• _The task_
Lift out all lines below that contain "batérie".

• _Provided data_
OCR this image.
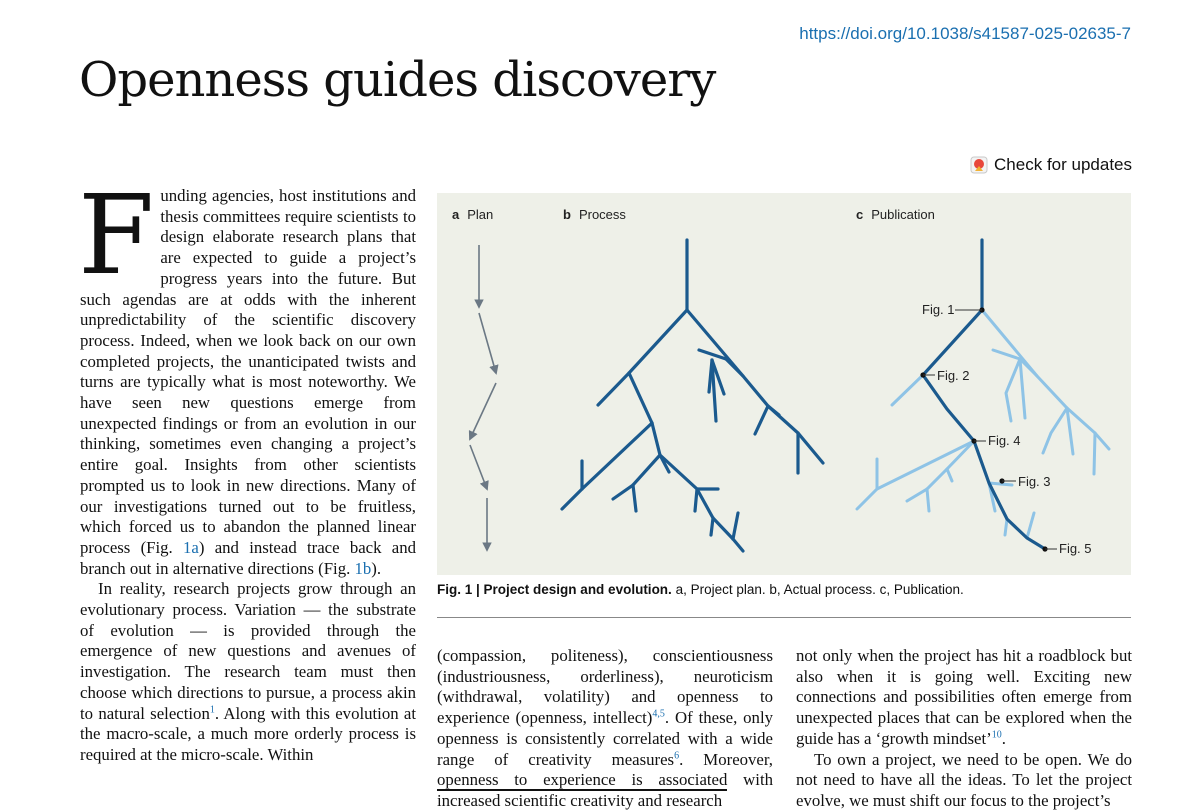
https://doi.org/10.1038/s41587-025-02635-7
Openness guides discovery
Check for updates

Funding agencies, host institutions and thesis committees require scientists to design elaborate research plans that are expected to guide a project’s progress years into the future. But such agendas are at odds with the inherent unpredictability of the scientific discovery process. Indeed, when we look back on our own completed projects, the unanticipated twists and turns are typically what is most noteworthy. We have seen new questions emerge from unexpected findings or from an evolution in our thinking, sometimes even changing a project’s entire goal. Insights from other scientists prompted us to look in new directions. Many of our investigations turned out to be fruitless, which forced us to abandon the planned linear process (Fig. 1a) and instead trace back and branch out in alternative directions (Fig. 1b).

In reality, research projects grow through an evolutionary process. Variation — the substrate of evolution — is provided through the emergence of new questions and avenues of investigation. The research team must then choose which directions to pursue, a process akin to natural selection$^1$. Along with this evolution at the macro-scale, a much more orderly process is required at the micro-scale. Within

a Plan	b Process	c Publication
Fig. 1
Fig. 2
Fig. 4
Fig. 3
Fig. 5
Fig. 1 | Project design and evolution. a, Project plan. b, Actual process. c, Publication.

(compassion, politeness), conscientiousness (industriousness, orderliness), neuroticism (withdrawal, volatility) and openness to experience (openness, intellect)$^{4,5}$. Of these, only openness is consistently correlated with a wide range of creativity measures$^6$. Moreover, openness to experience is associated with increased scientific creativity and research

not only when the project has hit a roadblock but also when it is going well. Exciting new connections and possibilities often emerge from unexpected places that can be explored when the guide has a ‘growth mindset’$^{10}$.

To own a project, we need to be open. We do not need to have all the ideas. To let the project evolve, we must shift our focus to the project’s
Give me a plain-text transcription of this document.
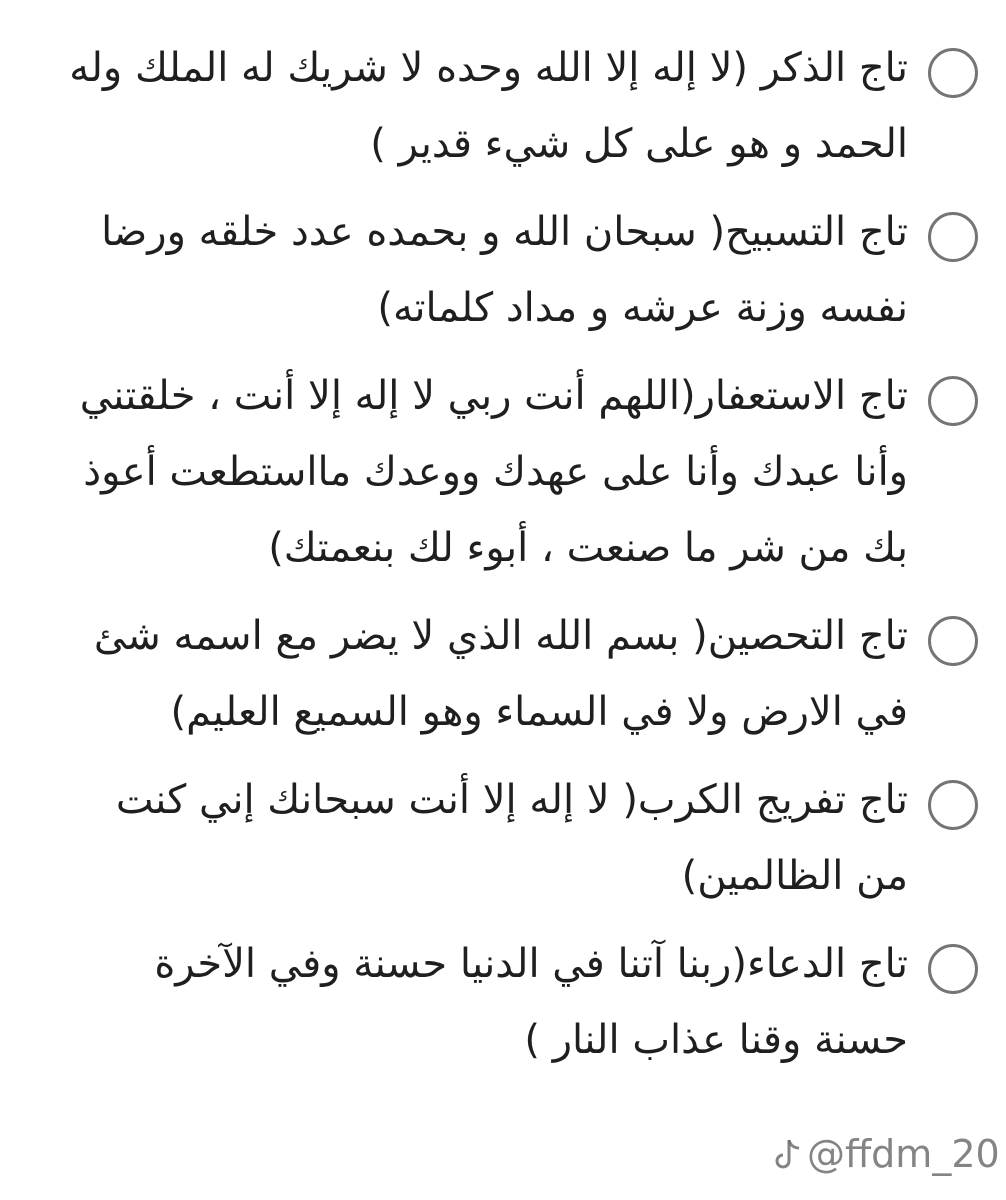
تاج الذكر (لا إله إلا الله وحده لا شريك له الملك وله الحمد و هو على كل شيء قدير )
تاج التسبيح( سبحان الله و بحمده عدد خلقه ورضا نفسه وزنة عرشه و مداد كلماته)
تاج الاستعفار(اللهم أنت ربي لا إله إلا أنت ، خلقتني وأنا عبدك وأنا على عهدك ووعدك مااستطعت أعوذ بك من شر ما صنعت ، أبوء لك بنعمتك)
تاج التحصين( بسم الله الذي لا يضر مع اسمه شئ في الارض ولا في السماء وهو السميع العليم)
تاج تفريج الكرب( لا إله إلا أنت سبحانك إني كنت من الظالمين)
تاج الدعاء(ربنا آتنا في الدنيا حسنة وفي الآخرة حسنة وقنا عذاب النار )
@ffdm_20
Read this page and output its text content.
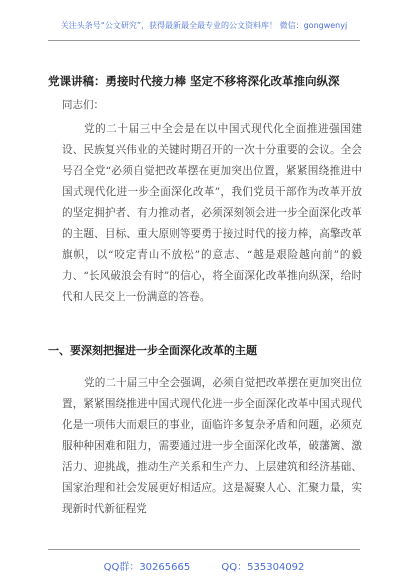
关注头条号“公文研究”，获得最新最全最专业的公文资料库！ 微信：gongwenyj
党课讲稿：勇接时代接力棒 坚定不移将深化改革推向纵深
同志们：

党的二十届三中全会是在以中国式现代化全面推进强国建设、民族复兴伟业的关键时期召开的一次十分重要的会议。全会号召全党“必须自觉把改革摆在更加突出位置，紧紧围绕推进中国式现代化进一步全面深化改革”，我们党员干部作为改革开放的坚定拥护者、有力推动者，必须深刻领会进一步全面深化改革的主题、目标、重大原则等要勇于接过时代的接力棒，高擎改革旗帜，以“咬定青山不放松”的意志、“越是艰险越向前”的毅力、“长风破浪会有时”的信心，将全面深化改革推向纵深，给时代和人民交上一份满意的答卷。

一、要深刻把握进一步全面深化改革的主题

党的二十届三中全会强调，必须自觉把改革摆在更加突出位置，紧紧围绕推进中国式现代化进一步全面深化改革中国式现代化是一项伟大而艰巨的事业，面临许多复杂矛盾和问题，必须克服种种困难和阻力，需要通过进一步全面深化改革，破藩篱、激活力、迎挑战，推动生产关系和生产力、上层建筑和经济基础、国家治理和社会发展更好相适应。这是凝聚人心、汇聚力量，实现新时代新征程党

QQ群：30265665	QQ：535304092
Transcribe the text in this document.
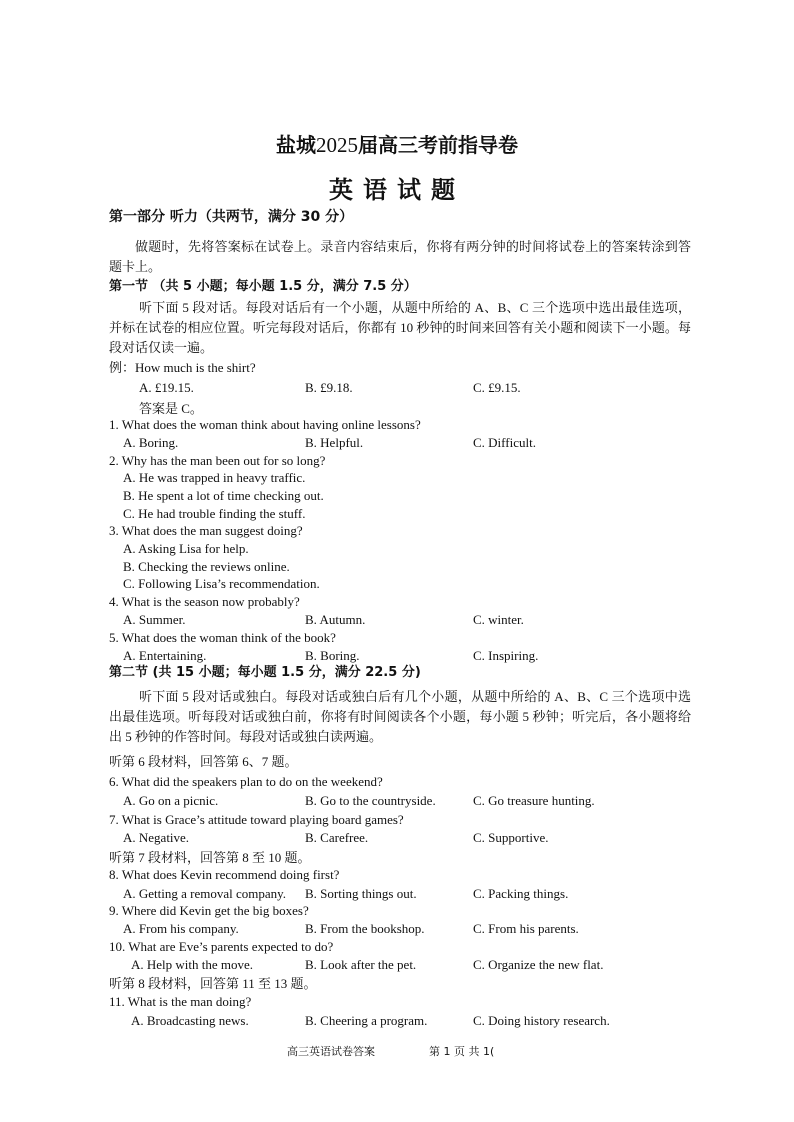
盐城2025届高三考前指导卷
英语试题
第一部分 听力（共两节，满分 30 分）
做题时，先将答案标在试卷上。录音内容结束后，你将有两分钟的时间将试卷上的答案转涂到答题卡上。
第一节 （共 5 小题；每小题 1.5 分，满分 7.5 分）
听下面 5 段对话。每段对话后有一个小题，从题中所给的 A、B、C 三个选项中选出最佳选项，并标在试卷的相应位置。听完每段对话后，你都有 10 秒钟的时间来回答有关小题和阅读下一小题。每段对话仅读一遍。
例：How much is the shirt?
A. £19.15.	B. £9.18.	C. £9.15.
答案是 C。
1. What does the woman think about having online lessons?
A. Boring.	B. Helpful.	C. Difficult.
2. Why has the man been out for so long?
A. He was trapped in heavy traffic.
B. He spent a lot of time checking out.
C. He had trouble finding the stuff.
3. What does the man suggest doing?
A. Asking Lisa for help.
B. Checking the reviews online.
C. Following Lisa’s recommendation.
4. What is the season now probably?
A. Summer.	B. Autumn.	C. winter.
5. What does the woman think of the book?
A. Entertaining.	B. Boring.	C. Inspiring.
第二节 (共 15 小题；每小题 1.5 分，满分 22.5 分)
听下面 5 段对话或独白。每段对话或独白后有几个小题，从题中所给的 A、B、C 三个选项中选出最佳选项。听每段对话或独白前，你将有时间阅读各个小题，每小题 5 秒钟；听完后，各小题将给出 5 秒钟的作答时间。每段对话或独白读两遍。
听第 6 段材料，回答第 6、7 题。
6. What did the speakers plan to do on the weekend?
A. Go on a picnic.	B. Go to the countryside.	C. Go treasure hunting.
7. What is Grace’s attitude toward playing board games?
A. Negative.	B. Carefree.	C. Supportive.
听第 7 段材料，回答第 8 至 10 题。
8. What does Kevin recommend doing first?
A. Getting a removal company. B. Sorting things out.	C. Packing things.
9. Where did Kevin get the big boxes?
A. From his company.	B. From the bookshop.	C. From his parents.
10. What are Eve’s parents expected to do?
A. Help with the move.	B. Look after the pet.	C. Organize the new flat.
听第 8 段材料，回答第 11 至 13 题。
11. What is the man doing?
A. Broadcasting news.	B. Cheering a program.	C. Doing history research.
高三英语试卷答案	第 1 页 共 1(
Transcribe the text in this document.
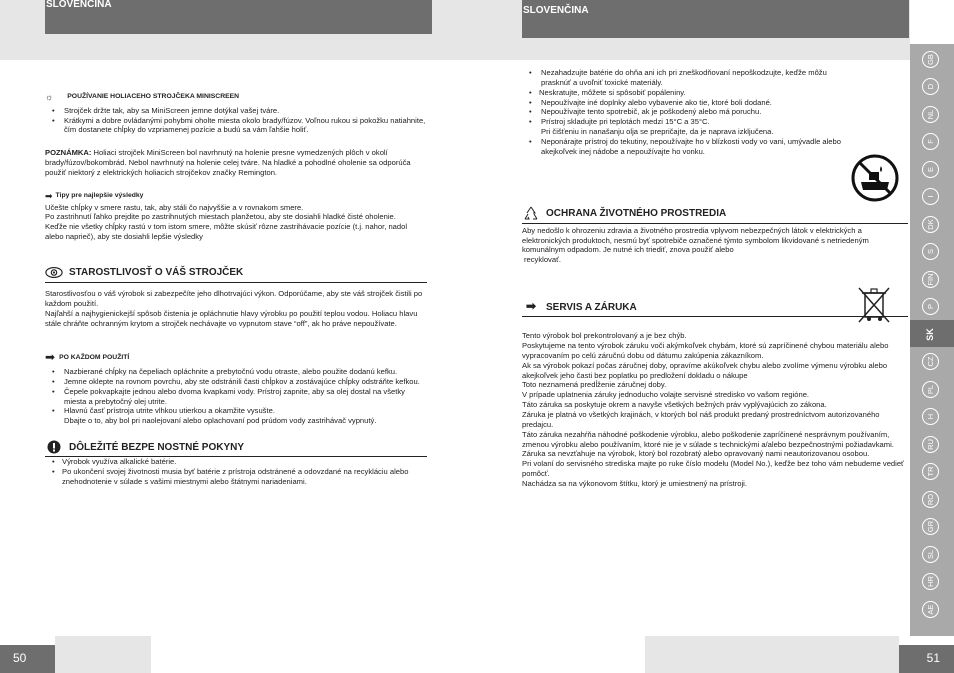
SLOVENČINA
SLOVENČINA
☼ POUŽÍVANIE HOLIACEHO STROJČEKA MINISCREEN
• Strojček držte tak, aby sa MiniScreen jemne dotýkal vašej tváre.
• Krátkymi a dobre ovládanými pohybmi oholte miesta okolo brady/fúzov. Voľnou rukou si pokožku natiahnite, čím dostanete chĺpky do vzpriamenej pozície a budú sa vám ľahšie holiť.

POZNÁMKA: Holiaci strojček MiniScreen bol navrhnutý na holenie presne vymedzených plôch v okolí brady/fúzov/bokombrád. Nebol navrhnutý na holenie celej tváre. Na hladké a pohodlné oholenie sa odporúča použiť niektorý z elektrických holiacich strojčekov značky Remington.

➡ Tipy pre najlepšie výsledky

Učešte chĺpky v smere rastu, tak, aby stáli čo najvyššie a v rovnakom smere.

Po zastrihnutí ľahko prejdite po zastrihnutých miestach planžetou, aby ste dosiahli hladké čisté oholenie.

Keďže nie všetky chĺpky rastú v tom istom smere, môžte skúsiť rôzne zastrihávacie pozície (t.j. nahor, nadol alebo naprieč), aby ste dosiahli lepšie výsledky

STAROSTLIVOSŤ O VÁŠ STROJČEK

Starostlivosťou o váš výrobok si zabezpečíte jeho dlhotrvajúci výkon. Odporúčame, aby ste váš strojček čistili po každom použití.

Najľahší a najhygienickejší spôsob čistenia je opláchnutie hlavy výrobku po použití teplou vodou. Holiacu hlavu stále chráňte ochranným krytom a strojček nechávajte vo vypnutom stave “off”, ak ho práve nepoužívate.

➡ PO KAŽDOM POUŽITÍ
• Nazbierané chĺpky na čepeliach opláchnite a prebytočnú vodu otraste, alebo použite dodanú kefku.
• Jemne oklepte na rovnom povrchu, aby ste odstránili časti chĺpkov a zostávajúce chĺpky odstráňte kefkou.
• Čepele pokvapkajte jednou alebo dvoma kvapkami vody. Prístroj zapnite, aby sa olej dostal na všetky miesta a prebytočný olej utrite.
• Hlavnú časť prístroja utrite vlhkou utierkou a okamžite vysušte.

Dbajte o to, aby bol pri naolejovaní alebo oplachovaní pod prúdom vody zastrihávač vypnutý.

DÔLEŽITÉ BEZPE NOSTNÉ POKYNY
• Výrobok využíva alkalické batérie.
• Po ukončení svojej životnosti musia byť batérie z prístroja odstránené a odovzdané na recykláciu alebo znehodnotenie v súlade s vašimi miestnymi alebo štátnymi nariadeniami.
• Nezahadzujte batérie do ohňa ani ich pri zneškodňovaní nepoškodzujte, keďže môžu prasknúť a uvoľniť toxické materiály.
• Neskratujte, môžete si spôsobiť popáleniny.
• Nepoužívajte iné doplnky alebo vybavenie ako tie, ktoré boli dodané.
• Nepoužívajte tento spotrebič, ak je poškodený alebo má poruchu.
• Prístroj skladujte pri teplotách medzi 15°C a 35°C.

Pri čišťeniu in nanašanju olja se prepričajte, da je naprava izključena.

• Neponárajte prístroj do tekutiny, nepoužívajte ho v blízkosti vody vo vani, umývadle alebo akejkoľvek inej nádobe a nepoužívajte ho vonku.
OCHRANA ŽIVOTNÉHO PROSTREDIA

Aby nedošlo k ohrozeniu zdravia a životného prostredia vplyvom nebezpečných látok v elektrických a elektronických produktoch, nesmú byť spotrebiče označené týmto symbolom likvidované s netriedeným komunálnym odpadom. Je nutné ich triediť, znova použiť alebo

recyklovať.

➡ SERVIS A ZÁRUKA

Tento výrobok bol prekontrolovaný a je bez chýb.

Poskytujeme na tento výrobok záruku voči akýmkoľvek chybám, ktoré sú zapríčinené chybou materiálu alebo vypracovaním po celú záručnú dobu od dátumu zakúpenia zákazníkom.

Ak sa výrobok pokazí počas záručnej doby, opravíme akúkoľvek chybu alebo zvolíme výmenu výrobku alebo akejkoľvek jeho časti bez poplatku po predložení dokladu o nákupe

Toto neznamená predĺženie záručnej doby.

V prípade uplatnenia záruky jednoducho volajte servisné stredisko vo vašom regióne.

Táto záruka sa poskytuje okrem a navyše všetkých bežných práv vyplývajúcich zo zákona.

Záruka je platná vo všetkých krajinách, v ktorých bol náš produkt predaný prostredníctvom autorizovaného predajcu.

Táto záruka nezahŕňa náhodné poškodenie výrobku, alebo poškodenie zapríčinené nesprávnym používaním, zmenou výrobku alebo používaním, ktoré nie je v súlade s technickými a/alebo bezpečnostnými požiadavkami.

Záruka sa nevzťahuje na výrobok, ktorý bol rozobratý alebo opravovaný nami neautorizovanou osobou.

Pri volaní do servisného strediska majte po ruke číslo modelu (Model No.), keďže bez toho vám nebudeme vedieť pomôcť.

Nachádza sa na výkonovom štítku, ktorý je umiestnený na prístroji.

GB
D
NL
F
E
I
DK
S
FIN
P
SK
CZ
PL
H
RU
TR
RO
GR
SL
HR
AE
50	51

• _Answer to this task_
• Výrobok využíva alkalické batérie.
• Po ukončení svojej životnosti musia byť batérie z prístroja odstránené a odovzdané na recykláciu alebo znehodnotenie v súlade s vašimi miestnymi alebo štátnymi nariadeniami.
• Nezahadzujte batérie do ohňa ani ich pri zneškodňovaní nepoškodzujte, keďže môžu prasknúť a uvoľniť toxické materiály.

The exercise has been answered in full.